» Requirement
Gather the lines that hold the string "Suku".

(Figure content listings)
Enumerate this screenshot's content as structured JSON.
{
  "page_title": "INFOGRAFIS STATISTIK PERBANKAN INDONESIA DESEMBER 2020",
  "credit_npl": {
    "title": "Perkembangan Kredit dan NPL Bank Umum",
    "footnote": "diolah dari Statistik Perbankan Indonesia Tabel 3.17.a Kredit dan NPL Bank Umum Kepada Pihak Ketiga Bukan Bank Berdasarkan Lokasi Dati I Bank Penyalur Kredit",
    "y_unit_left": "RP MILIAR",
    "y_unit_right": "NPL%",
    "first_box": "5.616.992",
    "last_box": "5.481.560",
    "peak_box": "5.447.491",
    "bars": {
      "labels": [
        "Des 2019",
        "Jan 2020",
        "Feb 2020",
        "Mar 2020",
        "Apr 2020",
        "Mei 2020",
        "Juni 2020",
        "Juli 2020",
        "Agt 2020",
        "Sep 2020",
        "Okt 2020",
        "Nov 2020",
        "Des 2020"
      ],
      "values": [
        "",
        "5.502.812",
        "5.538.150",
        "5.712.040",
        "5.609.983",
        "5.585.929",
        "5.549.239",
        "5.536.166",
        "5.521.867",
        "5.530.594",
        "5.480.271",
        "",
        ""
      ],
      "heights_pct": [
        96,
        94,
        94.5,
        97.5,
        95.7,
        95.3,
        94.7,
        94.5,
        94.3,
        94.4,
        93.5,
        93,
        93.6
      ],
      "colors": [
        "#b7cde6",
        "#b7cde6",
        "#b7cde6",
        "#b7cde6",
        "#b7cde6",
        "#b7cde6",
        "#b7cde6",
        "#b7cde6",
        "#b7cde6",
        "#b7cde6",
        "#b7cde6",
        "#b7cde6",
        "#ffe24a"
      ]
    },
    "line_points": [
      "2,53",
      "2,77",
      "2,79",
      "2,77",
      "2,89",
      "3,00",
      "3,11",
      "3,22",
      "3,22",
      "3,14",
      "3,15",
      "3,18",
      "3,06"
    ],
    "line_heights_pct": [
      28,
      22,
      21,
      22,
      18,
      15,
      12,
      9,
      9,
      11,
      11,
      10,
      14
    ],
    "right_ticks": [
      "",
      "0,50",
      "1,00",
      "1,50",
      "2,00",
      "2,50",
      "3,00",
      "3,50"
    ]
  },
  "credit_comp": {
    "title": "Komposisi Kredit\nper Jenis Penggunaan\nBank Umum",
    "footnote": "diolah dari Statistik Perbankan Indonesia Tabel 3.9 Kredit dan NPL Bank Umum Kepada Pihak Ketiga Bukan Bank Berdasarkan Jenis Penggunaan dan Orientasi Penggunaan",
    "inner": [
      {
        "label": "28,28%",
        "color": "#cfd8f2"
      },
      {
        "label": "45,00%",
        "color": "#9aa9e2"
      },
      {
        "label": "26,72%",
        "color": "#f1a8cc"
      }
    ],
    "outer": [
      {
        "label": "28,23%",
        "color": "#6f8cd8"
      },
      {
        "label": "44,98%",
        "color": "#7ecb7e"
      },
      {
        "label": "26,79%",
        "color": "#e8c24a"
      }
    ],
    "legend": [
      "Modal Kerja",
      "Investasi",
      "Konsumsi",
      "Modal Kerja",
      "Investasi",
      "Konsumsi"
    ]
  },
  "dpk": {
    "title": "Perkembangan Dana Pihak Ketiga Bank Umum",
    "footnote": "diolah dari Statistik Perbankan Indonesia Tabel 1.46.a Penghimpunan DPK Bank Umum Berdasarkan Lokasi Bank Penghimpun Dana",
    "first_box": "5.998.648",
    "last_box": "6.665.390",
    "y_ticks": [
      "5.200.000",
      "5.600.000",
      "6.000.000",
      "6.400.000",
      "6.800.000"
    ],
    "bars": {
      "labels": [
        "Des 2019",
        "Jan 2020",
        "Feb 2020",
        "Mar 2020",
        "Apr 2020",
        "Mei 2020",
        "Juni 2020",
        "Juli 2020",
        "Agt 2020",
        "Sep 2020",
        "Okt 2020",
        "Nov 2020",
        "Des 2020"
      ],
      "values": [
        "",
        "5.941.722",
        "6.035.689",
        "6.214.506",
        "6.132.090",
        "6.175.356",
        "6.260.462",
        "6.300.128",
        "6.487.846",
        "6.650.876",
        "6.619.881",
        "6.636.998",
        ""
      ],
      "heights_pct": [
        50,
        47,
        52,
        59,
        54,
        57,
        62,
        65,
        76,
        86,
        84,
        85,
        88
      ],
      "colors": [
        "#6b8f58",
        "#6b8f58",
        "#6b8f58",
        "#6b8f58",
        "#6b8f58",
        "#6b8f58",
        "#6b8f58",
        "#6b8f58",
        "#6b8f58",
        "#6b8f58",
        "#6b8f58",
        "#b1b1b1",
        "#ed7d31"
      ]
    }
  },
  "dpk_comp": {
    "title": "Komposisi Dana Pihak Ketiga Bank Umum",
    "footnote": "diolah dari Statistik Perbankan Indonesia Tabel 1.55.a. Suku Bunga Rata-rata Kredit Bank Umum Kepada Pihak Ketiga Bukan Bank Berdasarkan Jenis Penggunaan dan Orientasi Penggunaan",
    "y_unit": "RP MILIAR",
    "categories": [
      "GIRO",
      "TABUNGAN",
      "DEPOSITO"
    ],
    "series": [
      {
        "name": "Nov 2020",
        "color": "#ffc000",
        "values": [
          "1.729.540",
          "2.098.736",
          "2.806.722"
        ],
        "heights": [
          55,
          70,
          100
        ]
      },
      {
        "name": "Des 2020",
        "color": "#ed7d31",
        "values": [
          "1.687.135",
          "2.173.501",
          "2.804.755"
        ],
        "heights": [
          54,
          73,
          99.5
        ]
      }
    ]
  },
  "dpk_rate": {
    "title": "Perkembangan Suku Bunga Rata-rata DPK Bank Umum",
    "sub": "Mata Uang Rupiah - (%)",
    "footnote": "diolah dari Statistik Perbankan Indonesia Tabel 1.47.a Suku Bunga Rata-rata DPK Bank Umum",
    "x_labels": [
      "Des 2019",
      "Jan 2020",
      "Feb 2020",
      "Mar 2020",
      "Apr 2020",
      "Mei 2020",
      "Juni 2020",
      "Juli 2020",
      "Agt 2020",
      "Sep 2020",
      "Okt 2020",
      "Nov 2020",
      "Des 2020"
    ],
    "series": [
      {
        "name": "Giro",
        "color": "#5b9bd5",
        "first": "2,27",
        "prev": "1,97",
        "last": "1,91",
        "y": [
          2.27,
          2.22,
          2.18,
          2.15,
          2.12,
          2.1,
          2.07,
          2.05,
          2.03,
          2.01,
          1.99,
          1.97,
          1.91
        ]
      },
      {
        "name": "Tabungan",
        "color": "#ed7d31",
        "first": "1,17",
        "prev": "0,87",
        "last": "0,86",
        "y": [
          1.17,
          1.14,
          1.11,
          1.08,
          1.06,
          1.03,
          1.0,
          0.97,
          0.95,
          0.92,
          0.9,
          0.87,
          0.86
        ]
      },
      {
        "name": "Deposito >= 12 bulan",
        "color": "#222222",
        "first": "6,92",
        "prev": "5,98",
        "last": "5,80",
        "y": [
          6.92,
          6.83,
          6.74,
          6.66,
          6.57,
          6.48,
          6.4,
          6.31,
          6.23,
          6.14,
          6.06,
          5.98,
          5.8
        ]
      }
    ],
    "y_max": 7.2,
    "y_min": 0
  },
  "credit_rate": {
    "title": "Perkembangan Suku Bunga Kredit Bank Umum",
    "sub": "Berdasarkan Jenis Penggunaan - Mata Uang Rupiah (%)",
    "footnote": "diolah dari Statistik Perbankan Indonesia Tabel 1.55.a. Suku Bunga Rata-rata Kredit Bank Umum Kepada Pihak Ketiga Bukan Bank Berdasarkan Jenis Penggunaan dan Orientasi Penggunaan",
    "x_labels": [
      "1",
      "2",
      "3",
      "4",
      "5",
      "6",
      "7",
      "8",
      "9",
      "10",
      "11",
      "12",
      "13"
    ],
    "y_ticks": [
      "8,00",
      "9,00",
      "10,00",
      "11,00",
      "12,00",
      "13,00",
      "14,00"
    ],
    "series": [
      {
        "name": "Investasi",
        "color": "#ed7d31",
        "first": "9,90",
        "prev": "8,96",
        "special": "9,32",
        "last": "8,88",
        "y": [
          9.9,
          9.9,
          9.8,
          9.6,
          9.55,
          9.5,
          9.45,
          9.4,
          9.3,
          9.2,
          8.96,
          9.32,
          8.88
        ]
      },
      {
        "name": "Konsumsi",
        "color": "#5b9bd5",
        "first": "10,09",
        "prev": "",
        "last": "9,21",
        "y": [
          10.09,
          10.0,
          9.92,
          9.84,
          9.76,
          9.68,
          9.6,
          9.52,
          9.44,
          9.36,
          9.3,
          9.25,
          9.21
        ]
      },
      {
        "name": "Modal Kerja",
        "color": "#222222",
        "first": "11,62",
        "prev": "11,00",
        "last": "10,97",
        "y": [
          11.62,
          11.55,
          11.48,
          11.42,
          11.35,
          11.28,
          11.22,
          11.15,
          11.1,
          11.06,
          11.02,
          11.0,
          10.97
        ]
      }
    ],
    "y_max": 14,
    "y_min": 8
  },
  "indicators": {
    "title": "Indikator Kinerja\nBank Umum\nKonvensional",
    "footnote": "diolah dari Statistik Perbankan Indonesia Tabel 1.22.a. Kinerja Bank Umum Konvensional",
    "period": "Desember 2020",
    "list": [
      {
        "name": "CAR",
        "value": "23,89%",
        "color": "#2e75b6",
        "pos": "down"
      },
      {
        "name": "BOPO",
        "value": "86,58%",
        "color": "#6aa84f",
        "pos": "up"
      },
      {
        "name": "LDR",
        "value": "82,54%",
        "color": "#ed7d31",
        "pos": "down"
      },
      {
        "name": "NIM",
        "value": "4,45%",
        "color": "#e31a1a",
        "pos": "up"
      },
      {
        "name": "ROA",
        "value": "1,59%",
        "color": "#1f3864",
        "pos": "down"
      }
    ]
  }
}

» Exercise solution
    "footnote": "diolah dari Statistik Perbankan Indonesia Tabel 1.55.a. Suku Bunga Rata-rata Kredit Bank Umum Kepada Pihak Ketiga Bukan Bank Berdasarkan Jenis Penggunaan dan Orientasi Penggunaan",
    "title": "Perkembangan Suku Bunga Rata-rata DPK Bank Umum",
    "footnote": "diolah dari Statistik Perbankan Indonesia Tabel 1.47.a Suku Bunga Rata-rata DPK Bank Umum",
    "title": "Perkembangan Suku Bunga Kredit Bank Umum",
    "footnote": "diolah dari Statistik Perbankan Indonesia Tabel 1.55.a. Suku Bunga Rata-rata Kredit Bank Umum Kepada Pihak Ketiga Bukan Bank Berdasarkan Jenis Penggunaan dan Orientasi Penggunaan",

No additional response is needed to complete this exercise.